_Input_
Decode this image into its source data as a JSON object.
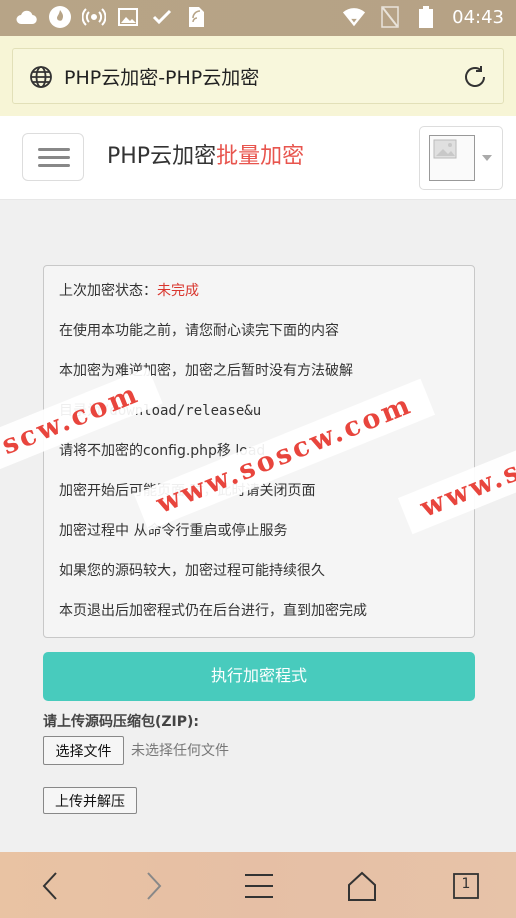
{
  "statusbar": {
    "time": "04:43"
  },
  "browser": {
    "page_title": "PHP云加密-PHP云加密"
  },
  "header": {
    "brand": "PHP云加密",
    "brand_highlight": "批量加密"
  },
  "info": {
    "status_label": "上次加密状态：",
    "status_value": "未完成",
    "lines": [
      "在使用本功能之前，请您耐心读完下面的内容",
      "本加密为难逆加密，加密之后暂时没有方法破解",
      "    目录为/download/release&u",
      "请将不加密的config.php移       load",
      "加密开始后可能页面        时，此时请关闭页面",
      "加密过程中       从命令行重启或停止服务",
      "如果您的源码较大，加密过程可能持续很久",
      "本页退出后加密程式仍在后台进行，直到加密完成"
    ]
  },
  "actions": {
    "run_label": "执行加密程式",
    "upload_label": "请上传源码压缩包(ZIP):",
    "choose_file_label": "选择文件",
    "no_file_label": "未选择任何文件",
    "upload_button_label": "上传并解压"
  },
  "watermark": {
    "w1": "scw.com",
    "w2": "www.soscw.com",
    "w3": "www.s"
  },
  "bottombar": {
    "tab_count": "1"
  }
}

_Task goal_
Return every line of the records exactly as given, pictures excluded.

_Correct output_
Decode this image into its source data as a JSON object.
{
  "statusbar": {
    "time": "04:43"
  },
  "browser": {
    "page_title": "PHP云加密-PHP云加密"
  },
  "header": {
    "brand": "PHP云加密",
    "brand_highlight": "批量加密"
  },
  "info": {
    "status_label": "上次加密状态：",
    "status_value": "未完成",
    "lines": [
      "在使用本功能之前，请您耐心读完下面的内容",
      "本加密为难逆加密，加密之后暂时没有方法破解",
      "    目录为/download/release&u",
      "请将不加密的config.php移       load",
      "加密开始后可能页面        时，此时请关闭页面",
      "加密过程中       从命令行重启或停止服务",
      "如果您的源码较大，加密过程可能持续很久",
      "本页退出后加密程式仍在后台进行，直到加密完成"
    ]
  },
  "actions": {
    "run_label": "执行加密程式",
    "upload_label": "请上传源码压缩包(ZIP):",
    "choose_file_label": "选择文件",
    "no_file_label": "未选择任何文件",
    "upload_button_label": "上传并解压"
  },
  "watermark": {
    "w1": "scw.com",
    "w2": "www.soscw.com",
    "w3": "www.s"
  },
  "bottombar": {
    "tab_count": "1"
  }
}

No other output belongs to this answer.